- [Given instruction]
Read the records below. Copy each line where the string "title" occurs.

** start of Dataset records **

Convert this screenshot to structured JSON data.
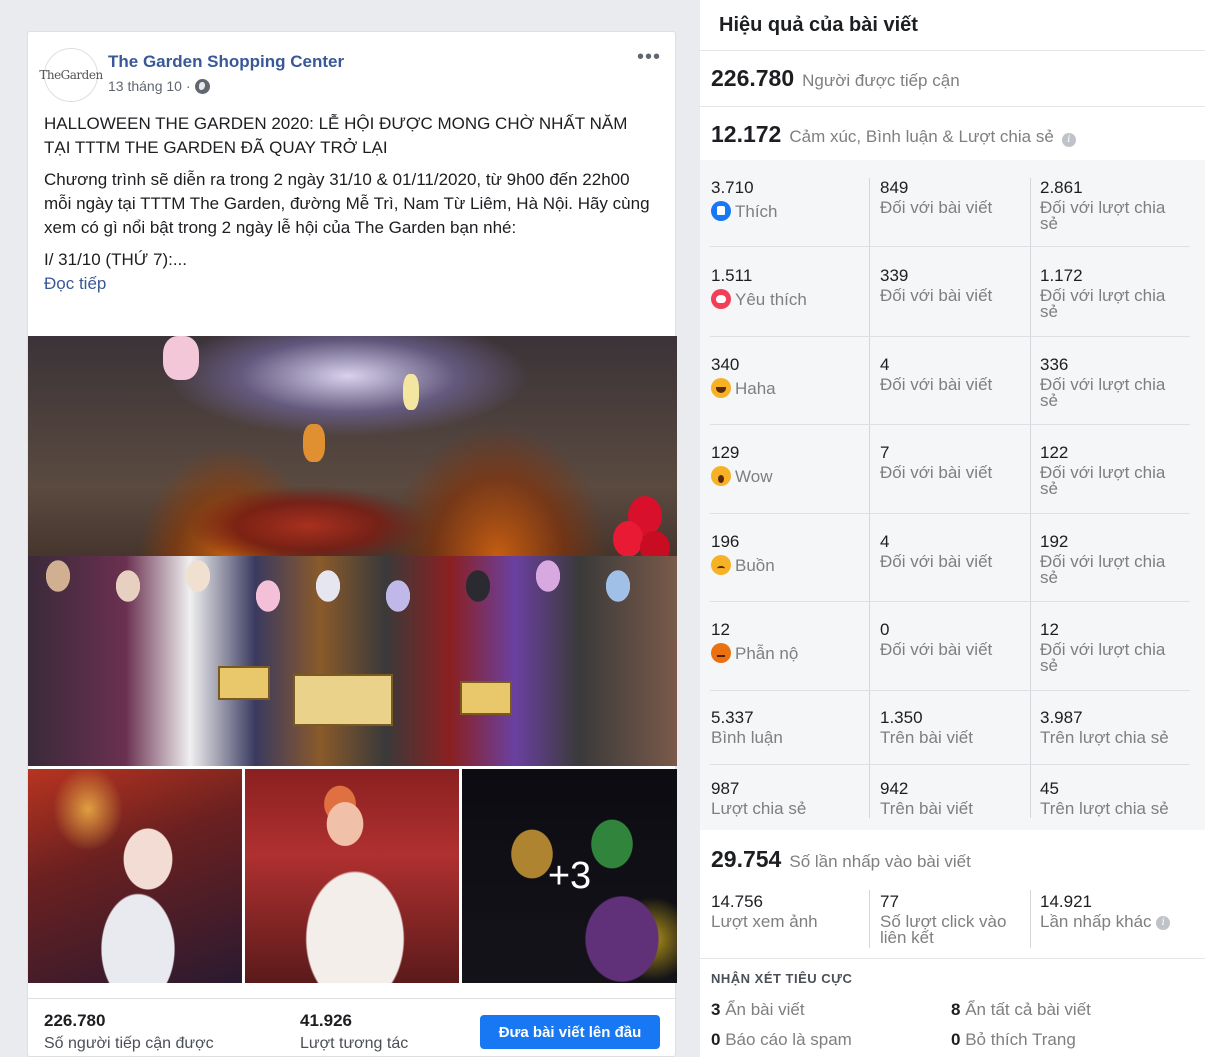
{
  "post": {
    "avatar_text": "TheGarden",
    "page_name": "The Garden Shopping Center",
    "date": "13 tháng 10 ·",
    "heading": "HALLOWEEN THE GARDEN 2020: LỄ HỘI ĐƯỢC MONG CHỜ NHẤT NĂM TẠI TTTM THE GARDEN ĐÃ QUAY TRỞ LẠI",
    "body": "Chương trình sẽ diễn ra trong 2 ngày 31/10 & 01/11/2020, từ 9h00 đến 22h00 mỗi ngày tại TTTM The Garden, đường Mễ Trì, Nam Từ Liêm, Hà Nội. Hãy cùng xem có gì nổi bật trong 2 ngày lễ hội của The Garden bạn nhé:",
    "day_line": "I/ 31/10 (THỨ 7):...",
    "read_more": "Đọc tiếp",
    "more_photos": "+3",
    "more_menu": "•••",
    "reach_num": "226.780",
    "reach_lbl": "Số người tiếp cận được",
    "engage_num": "41.926",
    "engage_lbl": "Lượt tương tác",
    "boost_btn": "Đưa bài viết lên đầu"
  },
  "panel": {
    "title": "Hiệu quả của bài viết",
    "reach": {
      "num": "226.780",
      "label": "Người được tiếp cận"
    },
    "reactions_total": {
      "num": "12.172",
      "label": "Cảm xúc, Bình luận & Lượt chia sẻ"
    },
    "reactions": [
      {
        "icon": "like-icon",
        "total": "3.710",
        "name": "Thích",
        "on_post": "849",
        "on_shares": "2.861"
      },
      {
        "icon": "love-icon",
        "total": "1.511",
        "name": "Yêu thích",
        "on_post": "339",
        "on_shares": "1.172"
      },
      {
        "icon": "haha-icon",
        "total": "340",
        "name": "Haha",
        "on_post": "4",
        "on_shares": "336"
      },
      {
        "icon": "wow-icon",
        "total": "129",
        "name": "Wow",
        "on_post": "7",
        "on_shares": "122"
      },
      {
        "icon": "sad-icon",
        "total": "196",
        "name": "Buồn",
        "on_post": "4",
        "on_shares": "192"
      },
      {
        "icon": "angry-icon",
        "total": "12",
        "name": "Phẫn nộ",
        "on_post": "0",
        "on_shares": "12"
      }
    ],
    "on_post_label": "Đối với bài viết",
    "on_shares_label_1": "Đối với lượt chia",
    "on_shares_label_2": "sẻ",
    "comments": {
      "total": "5.337",
      "label": "Bình luận",
      "on_post": "1.350",
      "on_post_label": "Trên bài viết",
      "on_shares": "3.987",
      "on_shares_label": "Trên lượt chia sẻ"
    },
    "shares": {
      "total": "987",
      "label": "Lượt chia sẻ",
      "on_post": "942",
      "on_post_label": "Trên bài viết",
      "on_shares": "45",
      "on_shares_label": "Trên lượt chia sẻ"
    },
    "clicks_total": {
      "num": "29.754",
      "label": "Số lần nhấp vào bài viết"
    },
    "clicks": {
      "photo_views": "14.756",
      "photo_views_label": "Lượt xem ảnh",
      "link_clicks": "77",
      "link_clicks_label_1": "Số lượt click vào",
      "link_clicks_label_2": "liên kết",
      "other_clicks": "14.921",
      "other_clicks_label": "Lần nhấp khác"
    },
    "negative": {
      "title": "NHẬN XÉT TIÊU CỰC",
      "hide_post_num": "3",
      "hide_post": "Ẩn bài viết",
      "hide_all_num": "8",
      "hide_all": "Ẩn tất cả bài viết",
      "spam_num": "0",
      "spam": "Báo cáo là spam",
      "unlike_num": "0",
      "unlike": "Bỏ thích Trang"
    }
  },
  "colors": {
    "link": "#385898",
    "primary": "#1877f2",
    "muted": "#7f7f7f"
  }
}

** end of Dataset records **

- [Right answer]
    "title": "Hiệu quả của bài viết",
      "title": "NHẬN XÉT TIÊU CỰC",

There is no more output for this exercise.